• EXTRAIT DU TEXTE
• • • •

Le 7 janvier 2015, deux terroristes islamistes entraient dans les locaux de Charlie Hebdo, assassinant 11 personnes dont huit membres de la rédaction. Quatre ans plus tard, les journalistes rescapés restent sous haute protection.

Il y a quatre ans jour pour jour, la rédaction du journal satirique Charlie Hebdo était attaquée par un commando djihadiste composé des frères Chérif et Saïd Kouachi : 11 personnes étaient assassinées à la kalachnikov dans les locaux de l'hebdomadaire. Huit membres de la rédaction – les dessinateurs Cabu, Charb, Honoré, Tignous et Wolinski, la psychanalyste Elsa Cayat, le correcteur Mustapha Ourrad ainsi que l'économiste Bernard Maris – perdaient la vie.

Nous avons vengé le prophète Mohammed !

Le policier Franck Brinsolaro, qui assurait la protection de Charb, Michel Renaud, cofondateur du festival Rendez-vous du carnet de voyage invité pour l'occasion, et Frédéric Boisseau, un agent de la société Sodexo, chargée de la maintenance du bâtiment, étaient également abattus dans l'enceinte du bâtiment. Dans leur fuite, un des deux terroristes tuait un gardien de la paix, Ahmed Merabet, sur le boulevard Richard-Lenoir.

L'enquête sur l’attentat des frères Kouachi n'est toujours pas terminée, comme en témoigne l'arrestation récente du djihadiste Peter Cherif à Djibouti, dans l'attente de son extradition vers la France.

• • • •

• DONNÉES D'ENTRÉE
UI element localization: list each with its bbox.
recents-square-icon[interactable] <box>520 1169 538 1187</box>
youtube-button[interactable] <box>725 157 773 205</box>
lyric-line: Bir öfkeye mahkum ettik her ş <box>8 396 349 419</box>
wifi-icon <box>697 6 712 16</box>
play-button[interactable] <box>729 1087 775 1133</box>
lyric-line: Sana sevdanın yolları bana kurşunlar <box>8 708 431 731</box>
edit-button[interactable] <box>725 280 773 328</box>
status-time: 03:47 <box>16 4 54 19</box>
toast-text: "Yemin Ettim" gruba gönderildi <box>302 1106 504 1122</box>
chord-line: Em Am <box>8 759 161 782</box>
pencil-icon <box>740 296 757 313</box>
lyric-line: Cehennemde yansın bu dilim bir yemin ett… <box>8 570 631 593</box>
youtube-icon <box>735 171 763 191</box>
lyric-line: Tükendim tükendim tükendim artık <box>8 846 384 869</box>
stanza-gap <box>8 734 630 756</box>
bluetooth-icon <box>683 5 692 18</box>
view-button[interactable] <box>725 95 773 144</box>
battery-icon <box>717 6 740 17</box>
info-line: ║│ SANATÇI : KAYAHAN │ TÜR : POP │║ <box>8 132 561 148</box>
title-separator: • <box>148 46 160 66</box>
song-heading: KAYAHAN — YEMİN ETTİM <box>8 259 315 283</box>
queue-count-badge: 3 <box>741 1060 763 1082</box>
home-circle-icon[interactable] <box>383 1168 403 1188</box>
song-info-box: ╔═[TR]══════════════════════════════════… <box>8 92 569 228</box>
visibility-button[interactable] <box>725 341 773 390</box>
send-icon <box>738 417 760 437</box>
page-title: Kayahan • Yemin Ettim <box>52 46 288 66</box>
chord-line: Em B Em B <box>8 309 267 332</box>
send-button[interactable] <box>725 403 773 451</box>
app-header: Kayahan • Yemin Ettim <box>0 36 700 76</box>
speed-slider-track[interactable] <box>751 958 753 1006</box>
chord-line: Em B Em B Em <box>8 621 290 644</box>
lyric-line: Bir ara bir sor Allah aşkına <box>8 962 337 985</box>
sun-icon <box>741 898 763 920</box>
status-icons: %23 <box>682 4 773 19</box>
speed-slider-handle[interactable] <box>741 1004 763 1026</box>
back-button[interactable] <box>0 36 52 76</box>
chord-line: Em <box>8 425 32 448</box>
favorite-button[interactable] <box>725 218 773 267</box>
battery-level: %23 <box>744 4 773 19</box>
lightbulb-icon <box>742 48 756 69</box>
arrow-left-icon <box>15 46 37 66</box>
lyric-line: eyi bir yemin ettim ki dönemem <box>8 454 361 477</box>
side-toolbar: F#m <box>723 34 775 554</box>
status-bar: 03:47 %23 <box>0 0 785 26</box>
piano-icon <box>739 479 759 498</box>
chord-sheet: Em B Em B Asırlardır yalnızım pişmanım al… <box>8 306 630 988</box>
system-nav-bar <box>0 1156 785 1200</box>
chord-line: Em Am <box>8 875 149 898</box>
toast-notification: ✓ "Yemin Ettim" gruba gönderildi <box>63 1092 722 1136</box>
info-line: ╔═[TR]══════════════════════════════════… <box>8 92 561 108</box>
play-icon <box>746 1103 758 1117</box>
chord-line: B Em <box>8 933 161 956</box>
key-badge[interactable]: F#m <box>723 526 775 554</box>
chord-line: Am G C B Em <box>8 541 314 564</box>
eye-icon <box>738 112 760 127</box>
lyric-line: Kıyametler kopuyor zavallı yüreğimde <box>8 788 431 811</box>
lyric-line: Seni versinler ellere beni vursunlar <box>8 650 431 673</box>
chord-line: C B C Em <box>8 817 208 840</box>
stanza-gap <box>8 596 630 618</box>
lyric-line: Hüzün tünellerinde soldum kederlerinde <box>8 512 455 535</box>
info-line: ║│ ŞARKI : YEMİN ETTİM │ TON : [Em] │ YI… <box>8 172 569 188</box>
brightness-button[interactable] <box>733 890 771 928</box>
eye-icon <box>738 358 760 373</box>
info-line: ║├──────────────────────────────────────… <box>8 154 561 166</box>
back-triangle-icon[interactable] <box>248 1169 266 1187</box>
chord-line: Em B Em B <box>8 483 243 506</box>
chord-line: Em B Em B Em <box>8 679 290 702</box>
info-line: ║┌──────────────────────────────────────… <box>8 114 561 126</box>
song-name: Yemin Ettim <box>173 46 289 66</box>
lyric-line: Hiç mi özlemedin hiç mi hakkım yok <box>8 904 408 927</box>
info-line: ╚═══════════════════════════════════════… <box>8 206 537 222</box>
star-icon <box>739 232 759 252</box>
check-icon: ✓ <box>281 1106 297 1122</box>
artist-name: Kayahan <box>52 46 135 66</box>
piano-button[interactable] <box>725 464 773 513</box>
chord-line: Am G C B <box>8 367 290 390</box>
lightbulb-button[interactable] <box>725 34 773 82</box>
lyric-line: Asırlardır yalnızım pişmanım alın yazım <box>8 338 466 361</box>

• • • •

• CONSIGNES DE L'EXERCICE
A – Dans le texte sur l'attentat contre Charlie Hebdo, reformulez sous forme de liste le paragraphe qui commence par « Il y a quatre ans jour pour jour », en gardant ses faits principaux.
B – Recopiez les lignes de la liste depuis la toute première jusqu'à celle qui contient "lyric-line: Sana sevdanın", les deux incluses.

• RÉPONSES PAR CONSIGNE
A –
- Il y a quatre ans jour pour jour, la rédaction du journal satirique Charlie Hebdo a été attaquée par un commando djihadiste, formé des frères Chérif et Saïd Kouachi.
- 11 personnes ont été tuées à la kalachnikov dans les locaux de l'hebdomadaire.
- Huit membres de la rédaction sont morts :
  - les dessinateurs Cabu, Charb, Honoré, Tignous et Wolinski ;
  - la psychanalyste Elsa Cayat ;
  - le correcteur Mustapha Ourrad ;
  - l'économiste Bernard Maris.

B –
UI element localization: list each with its bbox.
recents-square-icon[interactable] <box>520 1169 538 1187</box>
youtube-button[interactable] <box>725 157 773 205</box>
lyric-line: Bir öfkeye mahkum ettik her ş <box>8 396 349 419</box>
wifi-icon <box>697 6 712 16</box>
play-button[interactable] <box>729 1087 775 1133</box>
lyric-line: Sana sevdanın yolları bana kurşunlar <box>8 708 431 731</box>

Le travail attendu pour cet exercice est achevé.